Saved entries
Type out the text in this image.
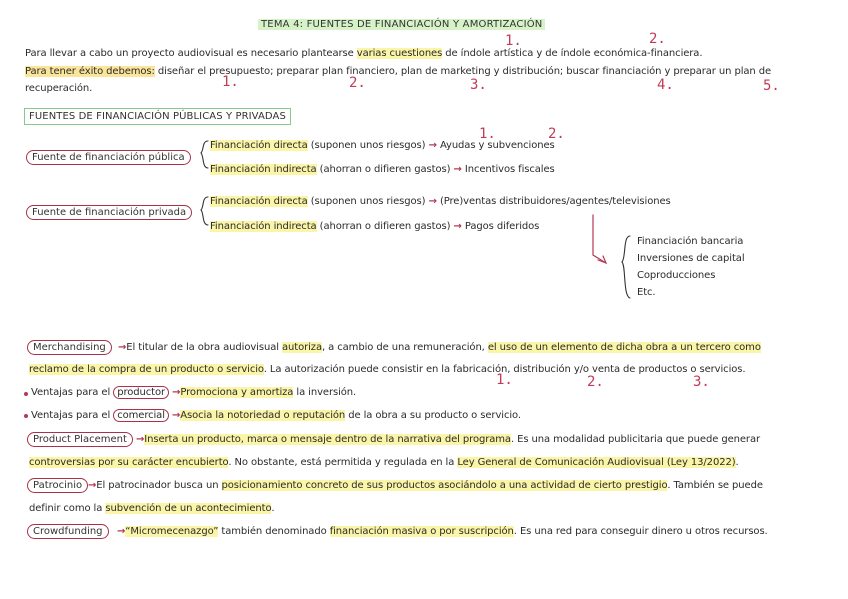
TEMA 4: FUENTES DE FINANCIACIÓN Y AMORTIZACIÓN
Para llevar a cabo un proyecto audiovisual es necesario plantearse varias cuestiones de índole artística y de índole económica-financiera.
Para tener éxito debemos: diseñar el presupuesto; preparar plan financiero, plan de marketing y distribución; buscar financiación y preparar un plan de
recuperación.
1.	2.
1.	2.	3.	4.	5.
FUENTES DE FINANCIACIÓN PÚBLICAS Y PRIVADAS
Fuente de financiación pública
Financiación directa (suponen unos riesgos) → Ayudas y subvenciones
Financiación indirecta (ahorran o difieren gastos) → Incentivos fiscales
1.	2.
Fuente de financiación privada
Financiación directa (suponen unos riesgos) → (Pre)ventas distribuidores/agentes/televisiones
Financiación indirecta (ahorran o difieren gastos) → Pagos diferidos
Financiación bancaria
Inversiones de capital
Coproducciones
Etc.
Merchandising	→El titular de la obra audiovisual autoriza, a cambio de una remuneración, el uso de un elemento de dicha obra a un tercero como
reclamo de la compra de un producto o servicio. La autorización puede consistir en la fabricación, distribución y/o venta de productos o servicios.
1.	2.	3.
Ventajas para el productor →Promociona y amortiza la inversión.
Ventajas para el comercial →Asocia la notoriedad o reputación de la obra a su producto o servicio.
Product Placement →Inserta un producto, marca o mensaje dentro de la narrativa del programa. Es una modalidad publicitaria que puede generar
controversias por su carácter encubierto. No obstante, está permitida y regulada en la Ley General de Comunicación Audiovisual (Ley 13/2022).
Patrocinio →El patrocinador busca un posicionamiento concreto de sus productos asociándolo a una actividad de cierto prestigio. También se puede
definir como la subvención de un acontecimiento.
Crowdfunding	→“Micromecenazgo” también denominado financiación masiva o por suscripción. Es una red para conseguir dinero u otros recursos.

[The exercise]
Keep the pictures out and write out the records exactly.

[Output of the exercise]
Type out the text in this image.
TEMA 4: FUENTES DE FINANCIACIÓN Y AMORTIZACIÓN
Para llevar a cabo un proyecto audiovisual es necesario plantearse varias cuestiones de índole artística y de índole económica-financiera.
Para tener éxito debemos: diseñar el presupuesto; preparar plan financiero, plan de marketing y distribución; buscar financiación y preparar un plan de
recuperación.
1.	2.
1.	2.	3.	4.	5.
FUENTES DE FINANCIACIÓN PÚBLICAS Y PRIVADAS
Fuente de financiación pública
Financiación directa (suponen unos riesgos) → Ayudas y subvenciones
Financiación indirecta (ahorran o difieren gastos) → Incentivos fiscales
1.	2.
Fuente de financiación privada
Financiación directa (suponen unos riesgos) → (Pre)ventas distribuidores/agentes/televisiones
Financiación indirecta (ahorran o difieren gastos) → Pagos diferidos
Financiación bancaria
Inversiones de capital
Coproducciones
Etc.
Merchandising	→El titular de la obra audiovisual autoriza, a cambio de una remuneración, el uso de un elemento de dicha obra a un tercero como
reclamo de la compra de un producto o servicio. La autorización puede consistir en la fabricación, distribución y/o venta de productos o servicios.
1.	2.	3.
Ventajas para el productor →Promociona y amortiza la inversión.
Ventajas para el comercial →Asocia la notoriedad o reputación de la obra a su producto o servicio.
Product Placement →Inserta un producto, marca o mensaje dentro de la narrativa del programa. Es una modalidad publicitaria que puede generar
controversias por su carácter encubierto. No obstante, está permitida y regulada en la Ley General de Comunicación Audiovisual (Ley 13/2022).
Patrocinio →El patrocinador busca un posicionamiento concreto de sus productos asociándolo a una actividad de cierto prestigio. También se puede
definir como la subvención de un acontecimiento.
Crowdfunding	→“Micromecenazgo” también denominado financiación masiva o por suscripción. Es una red para conseguir dinero u otros recursos.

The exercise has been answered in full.